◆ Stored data
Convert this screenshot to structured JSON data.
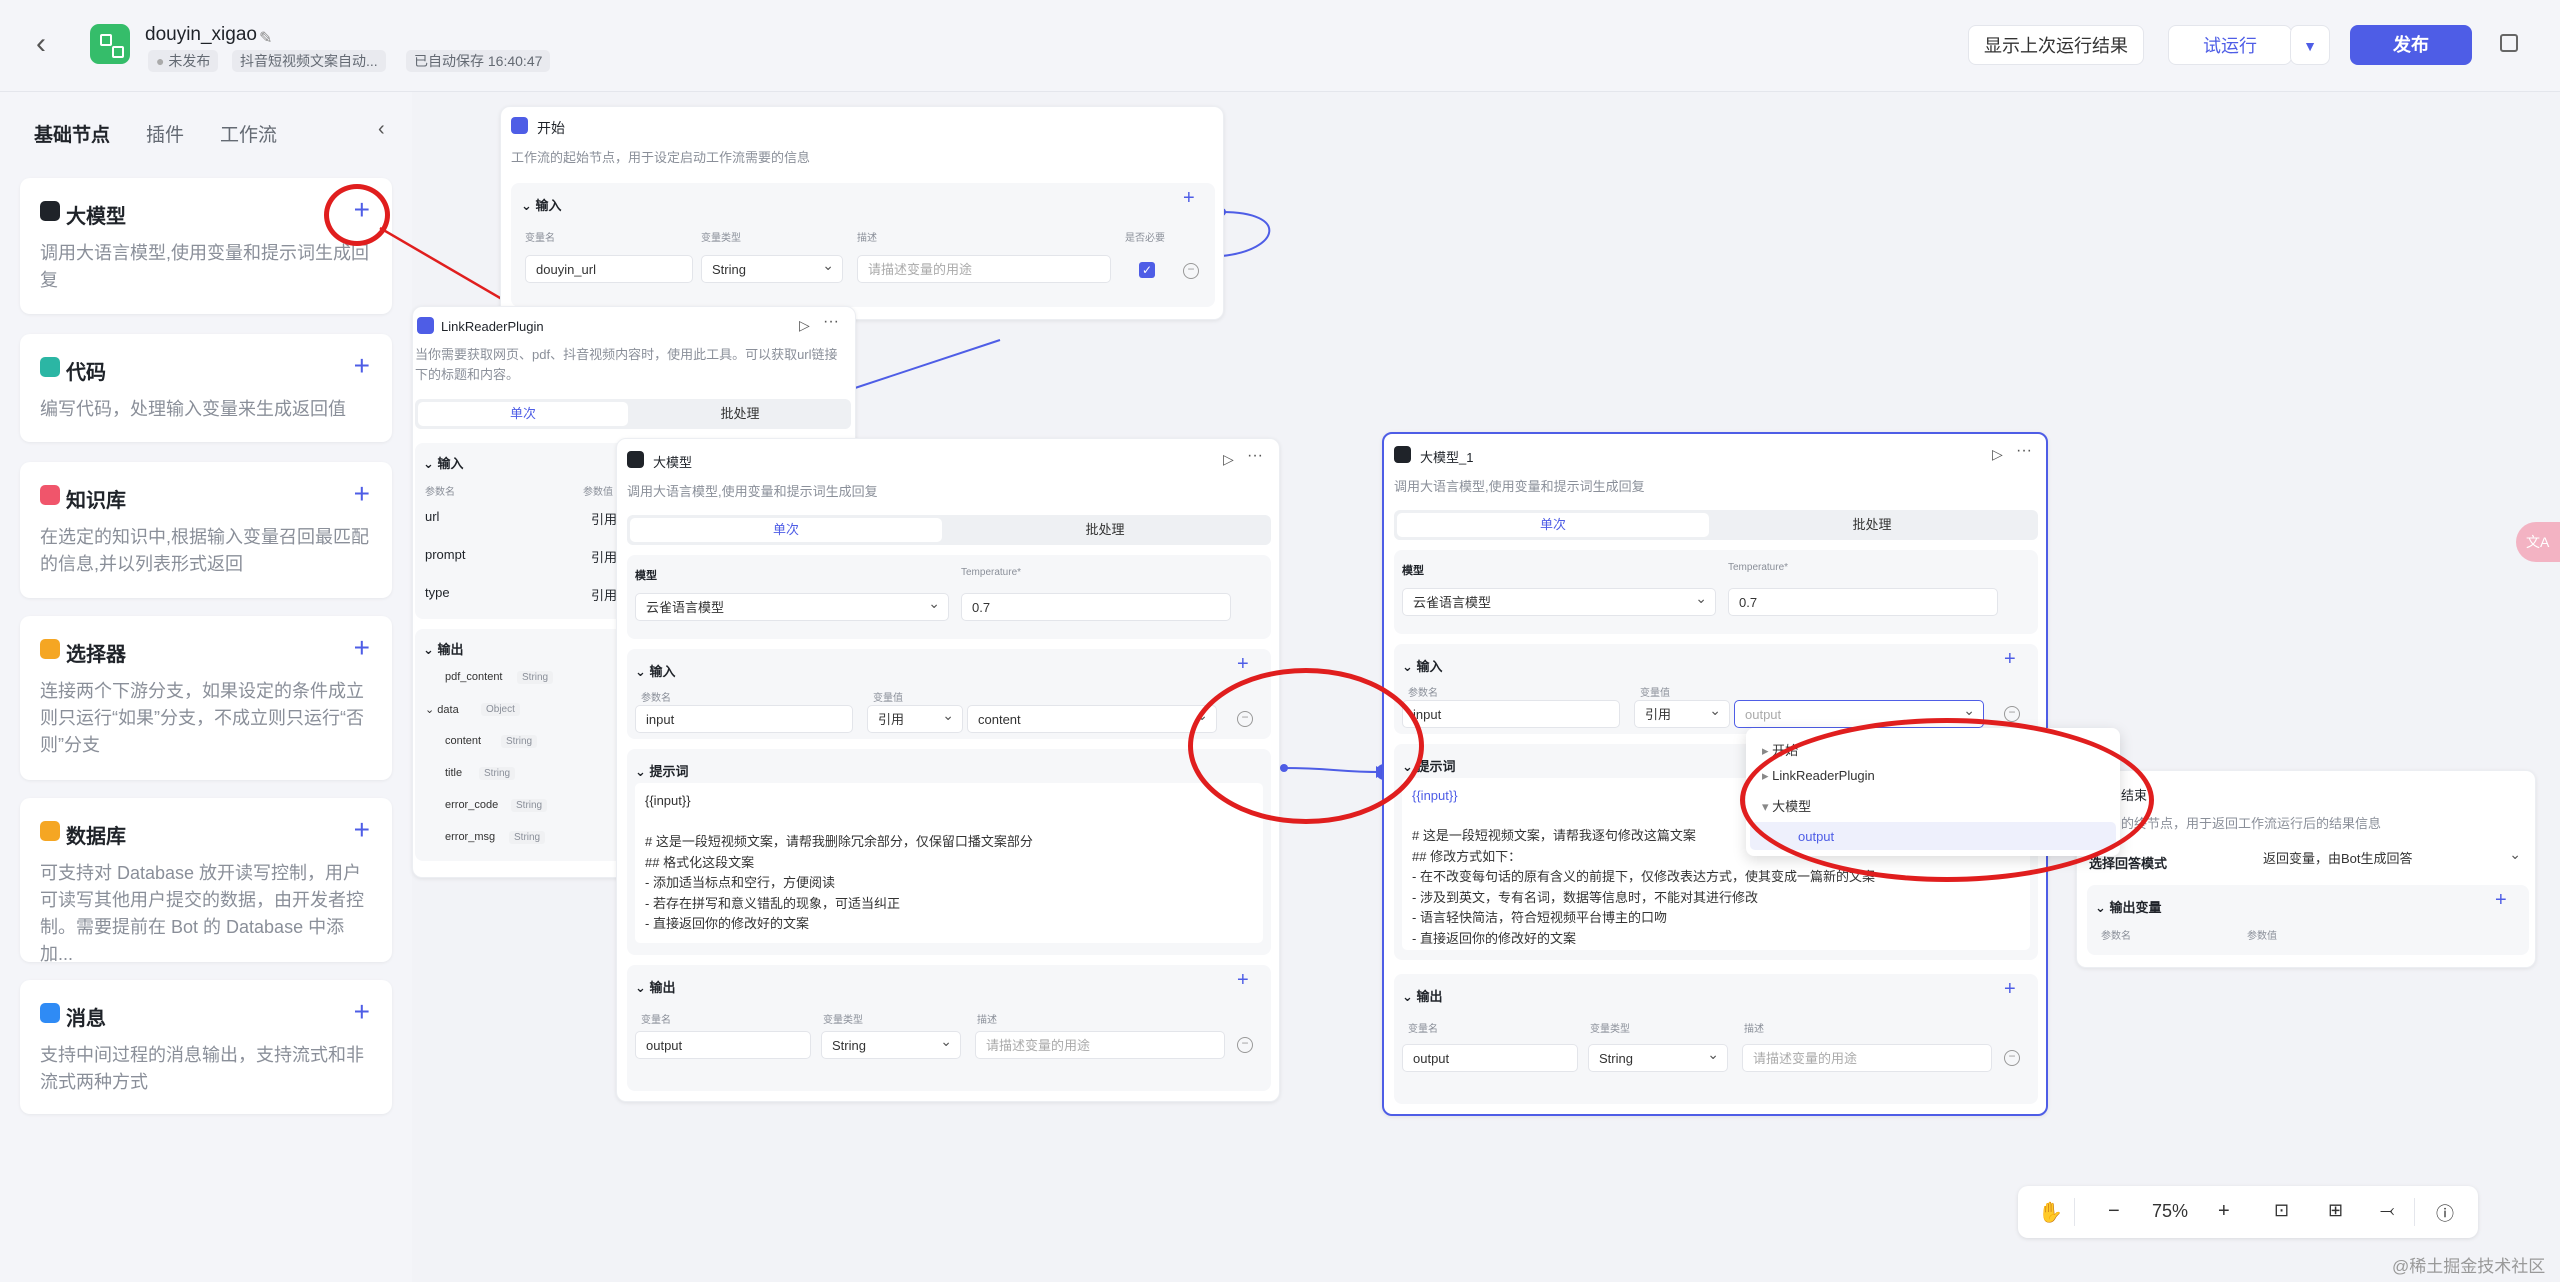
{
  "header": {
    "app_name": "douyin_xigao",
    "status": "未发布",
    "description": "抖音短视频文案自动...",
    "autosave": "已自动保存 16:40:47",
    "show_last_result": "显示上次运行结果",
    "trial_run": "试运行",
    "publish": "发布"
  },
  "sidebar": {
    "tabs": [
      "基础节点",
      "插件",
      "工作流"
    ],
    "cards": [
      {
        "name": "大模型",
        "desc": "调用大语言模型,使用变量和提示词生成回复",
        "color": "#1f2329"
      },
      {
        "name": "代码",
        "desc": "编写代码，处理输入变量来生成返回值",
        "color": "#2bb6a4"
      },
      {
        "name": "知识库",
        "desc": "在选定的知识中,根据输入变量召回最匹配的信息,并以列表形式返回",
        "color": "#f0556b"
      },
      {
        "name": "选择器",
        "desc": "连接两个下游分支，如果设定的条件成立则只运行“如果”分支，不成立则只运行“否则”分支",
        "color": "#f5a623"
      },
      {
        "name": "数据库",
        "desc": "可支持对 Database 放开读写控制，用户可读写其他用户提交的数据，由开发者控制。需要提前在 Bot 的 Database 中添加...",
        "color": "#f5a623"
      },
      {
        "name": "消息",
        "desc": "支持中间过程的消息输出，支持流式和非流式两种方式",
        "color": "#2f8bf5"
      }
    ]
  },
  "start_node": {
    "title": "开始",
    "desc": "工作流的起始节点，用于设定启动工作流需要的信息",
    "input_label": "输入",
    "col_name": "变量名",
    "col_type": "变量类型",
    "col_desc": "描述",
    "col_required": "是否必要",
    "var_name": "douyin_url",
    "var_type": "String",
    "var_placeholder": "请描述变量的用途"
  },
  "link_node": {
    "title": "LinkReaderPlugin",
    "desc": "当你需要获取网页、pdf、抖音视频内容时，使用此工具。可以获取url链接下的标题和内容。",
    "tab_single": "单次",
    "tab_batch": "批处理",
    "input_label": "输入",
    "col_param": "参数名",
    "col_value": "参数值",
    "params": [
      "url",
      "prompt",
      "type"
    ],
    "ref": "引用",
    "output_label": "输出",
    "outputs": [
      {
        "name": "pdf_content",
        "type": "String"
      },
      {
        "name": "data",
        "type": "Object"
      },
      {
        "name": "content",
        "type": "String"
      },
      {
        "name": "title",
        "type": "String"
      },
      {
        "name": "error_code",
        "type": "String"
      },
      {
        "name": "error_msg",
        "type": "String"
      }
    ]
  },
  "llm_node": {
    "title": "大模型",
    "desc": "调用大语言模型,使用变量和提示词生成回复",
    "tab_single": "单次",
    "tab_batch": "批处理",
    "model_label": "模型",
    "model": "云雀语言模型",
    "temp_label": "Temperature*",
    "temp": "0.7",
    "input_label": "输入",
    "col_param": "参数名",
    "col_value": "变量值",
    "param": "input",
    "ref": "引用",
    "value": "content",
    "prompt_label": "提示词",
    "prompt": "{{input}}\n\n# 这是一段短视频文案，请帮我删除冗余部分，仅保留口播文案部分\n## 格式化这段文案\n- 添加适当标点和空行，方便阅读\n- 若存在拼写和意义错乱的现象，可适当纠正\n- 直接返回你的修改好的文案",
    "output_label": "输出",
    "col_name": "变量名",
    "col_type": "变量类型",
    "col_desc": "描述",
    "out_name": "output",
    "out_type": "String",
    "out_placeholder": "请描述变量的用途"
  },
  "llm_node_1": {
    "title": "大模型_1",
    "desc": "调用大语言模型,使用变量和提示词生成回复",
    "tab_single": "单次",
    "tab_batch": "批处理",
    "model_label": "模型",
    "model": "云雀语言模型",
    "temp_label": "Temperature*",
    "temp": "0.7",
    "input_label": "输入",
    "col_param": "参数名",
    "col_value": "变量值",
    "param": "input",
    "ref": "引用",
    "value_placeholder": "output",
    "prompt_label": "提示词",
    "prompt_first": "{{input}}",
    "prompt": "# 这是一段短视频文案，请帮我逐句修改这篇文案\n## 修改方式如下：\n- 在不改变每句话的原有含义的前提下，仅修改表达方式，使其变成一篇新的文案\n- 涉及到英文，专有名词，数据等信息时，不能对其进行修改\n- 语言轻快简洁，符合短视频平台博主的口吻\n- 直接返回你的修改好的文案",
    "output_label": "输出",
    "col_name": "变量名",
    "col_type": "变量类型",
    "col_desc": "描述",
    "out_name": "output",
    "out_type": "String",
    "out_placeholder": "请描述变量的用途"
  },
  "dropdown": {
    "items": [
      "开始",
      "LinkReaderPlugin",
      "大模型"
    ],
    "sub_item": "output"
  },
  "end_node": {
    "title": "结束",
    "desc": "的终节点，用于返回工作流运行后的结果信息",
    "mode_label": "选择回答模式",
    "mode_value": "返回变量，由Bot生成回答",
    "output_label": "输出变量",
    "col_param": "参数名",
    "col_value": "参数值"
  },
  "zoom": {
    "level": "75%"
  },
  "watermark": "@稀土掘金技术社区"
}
* * *
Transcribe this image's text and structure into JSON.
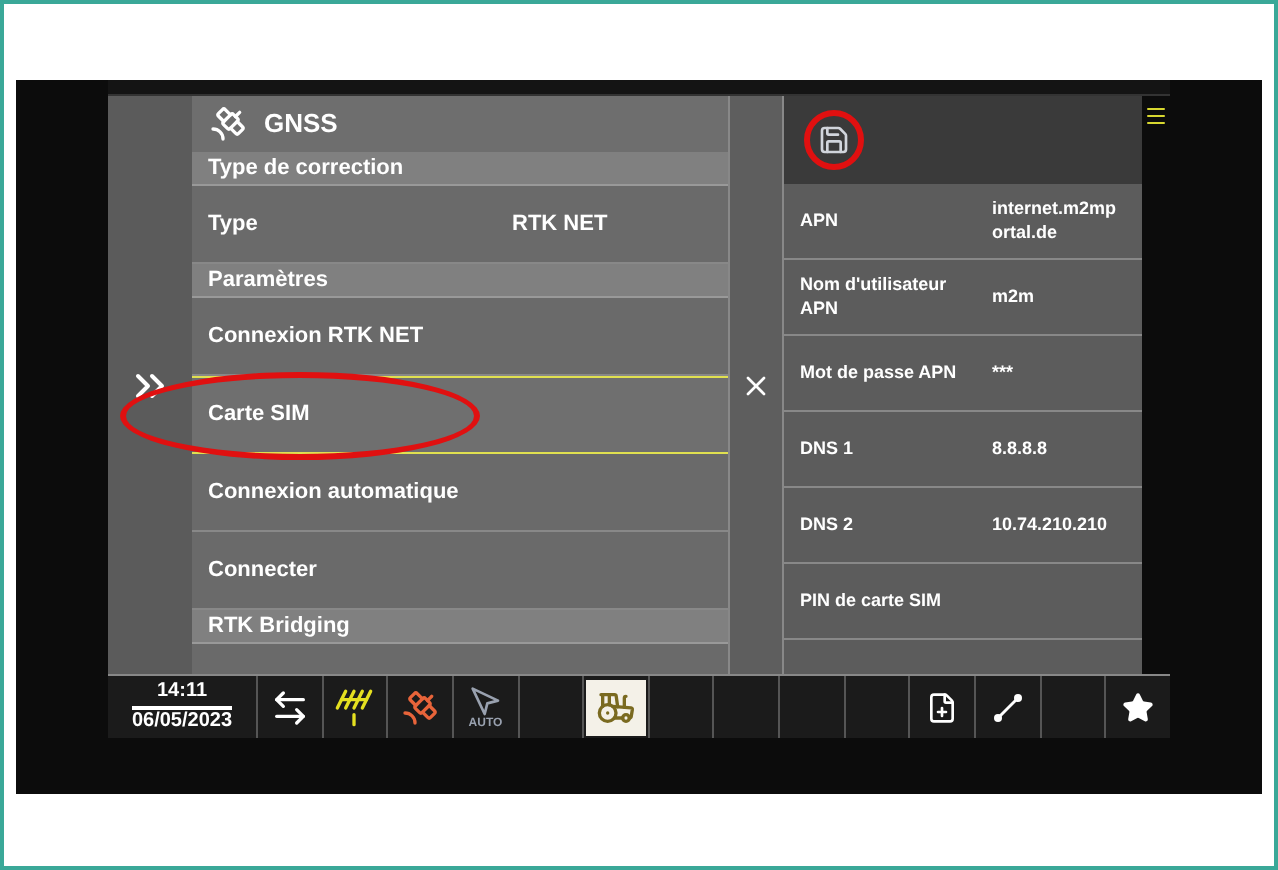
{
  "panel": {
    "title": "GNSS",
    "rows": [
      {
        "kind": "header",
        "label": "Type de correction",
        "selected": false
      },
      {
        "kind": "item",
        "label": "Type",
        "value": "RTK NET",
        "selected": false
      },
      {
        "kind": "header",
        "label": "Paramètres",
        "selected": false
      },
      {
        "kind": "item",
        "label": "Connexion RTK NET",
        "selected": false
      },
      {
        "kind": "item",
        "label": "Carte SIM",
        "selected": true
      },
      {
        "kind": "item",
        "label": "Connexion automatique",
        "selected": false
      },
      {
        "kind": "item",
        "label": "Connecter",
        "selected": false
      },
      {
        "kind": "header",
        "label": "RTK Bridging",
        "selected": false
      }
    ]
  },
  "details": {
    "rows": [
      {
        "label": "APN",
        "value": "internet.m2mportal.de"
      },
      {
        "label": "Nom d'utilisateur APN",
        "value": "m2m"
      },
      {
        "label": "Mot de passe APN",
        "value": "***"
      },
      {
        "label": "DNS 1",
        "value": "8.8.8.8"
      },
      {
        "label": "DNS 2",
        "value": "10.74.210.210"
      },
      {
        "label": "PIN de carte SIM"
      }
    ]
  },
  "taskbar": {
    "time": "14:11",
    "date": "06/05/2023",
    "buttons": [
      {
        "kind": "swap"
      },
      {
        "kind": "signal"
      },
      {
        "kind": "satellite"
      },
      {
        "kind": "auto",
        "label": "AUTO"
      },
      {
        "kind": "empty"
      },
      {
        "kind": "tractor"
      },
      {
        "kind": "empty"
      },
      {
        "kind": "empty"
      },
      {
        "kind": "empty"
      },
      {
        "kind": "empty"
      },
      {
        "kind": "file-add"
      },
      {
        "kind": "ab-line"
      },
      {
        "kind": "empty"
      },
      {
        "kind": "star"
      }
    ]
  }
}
...
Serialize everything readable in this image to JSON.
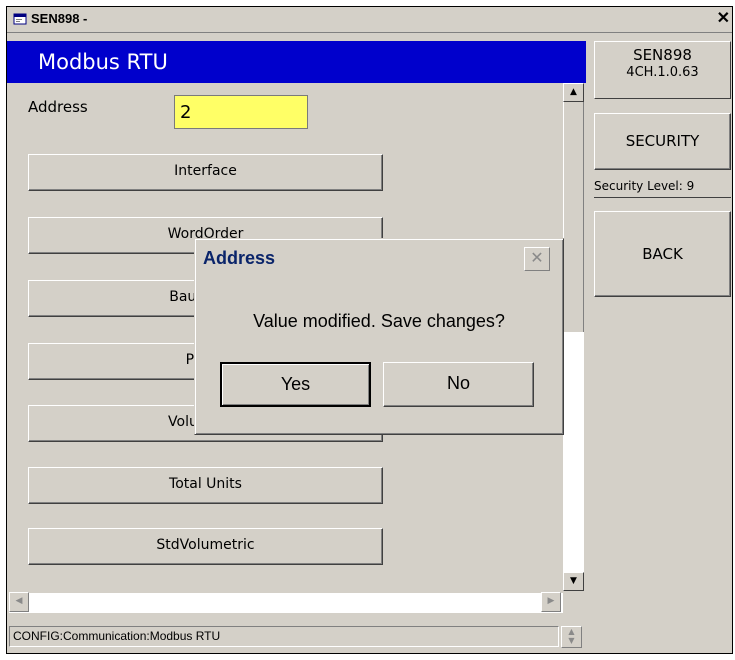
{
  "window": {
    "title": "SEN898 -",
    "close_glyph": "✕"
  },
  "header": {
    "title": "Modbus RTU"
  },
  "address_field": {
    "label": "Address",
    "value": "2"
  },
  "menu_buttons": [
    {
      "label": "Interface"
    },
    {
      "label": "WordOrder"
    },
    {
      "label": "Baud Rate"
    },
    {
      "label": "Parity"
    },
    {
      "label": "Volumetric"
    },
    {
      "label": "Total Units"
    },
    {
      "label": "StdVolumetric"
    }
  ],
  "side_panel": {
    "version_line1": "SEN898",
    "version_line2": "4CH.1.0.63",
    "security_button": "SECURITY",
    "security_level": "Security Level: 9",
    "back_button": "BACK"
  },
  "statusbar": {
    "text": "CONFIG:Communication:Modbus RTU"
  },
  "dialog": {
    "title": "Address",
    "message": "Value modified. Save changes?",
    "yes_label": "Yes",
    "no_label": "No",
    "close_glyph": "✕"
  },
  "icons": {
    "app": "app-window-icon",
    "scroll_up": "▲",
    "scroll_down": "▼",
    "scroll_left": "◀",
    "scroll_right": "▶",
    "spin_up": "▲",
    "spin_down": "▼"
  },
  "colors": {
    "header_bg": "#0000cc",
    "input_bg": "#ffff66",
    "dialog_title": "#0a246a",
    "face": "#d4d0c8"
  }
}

◆ Prompt
Search the data for "image". Copy every matching line.

◆ Worked solution
Transcribe this image's text and structure into JSON.
Serialize everything readable in this image to JSON.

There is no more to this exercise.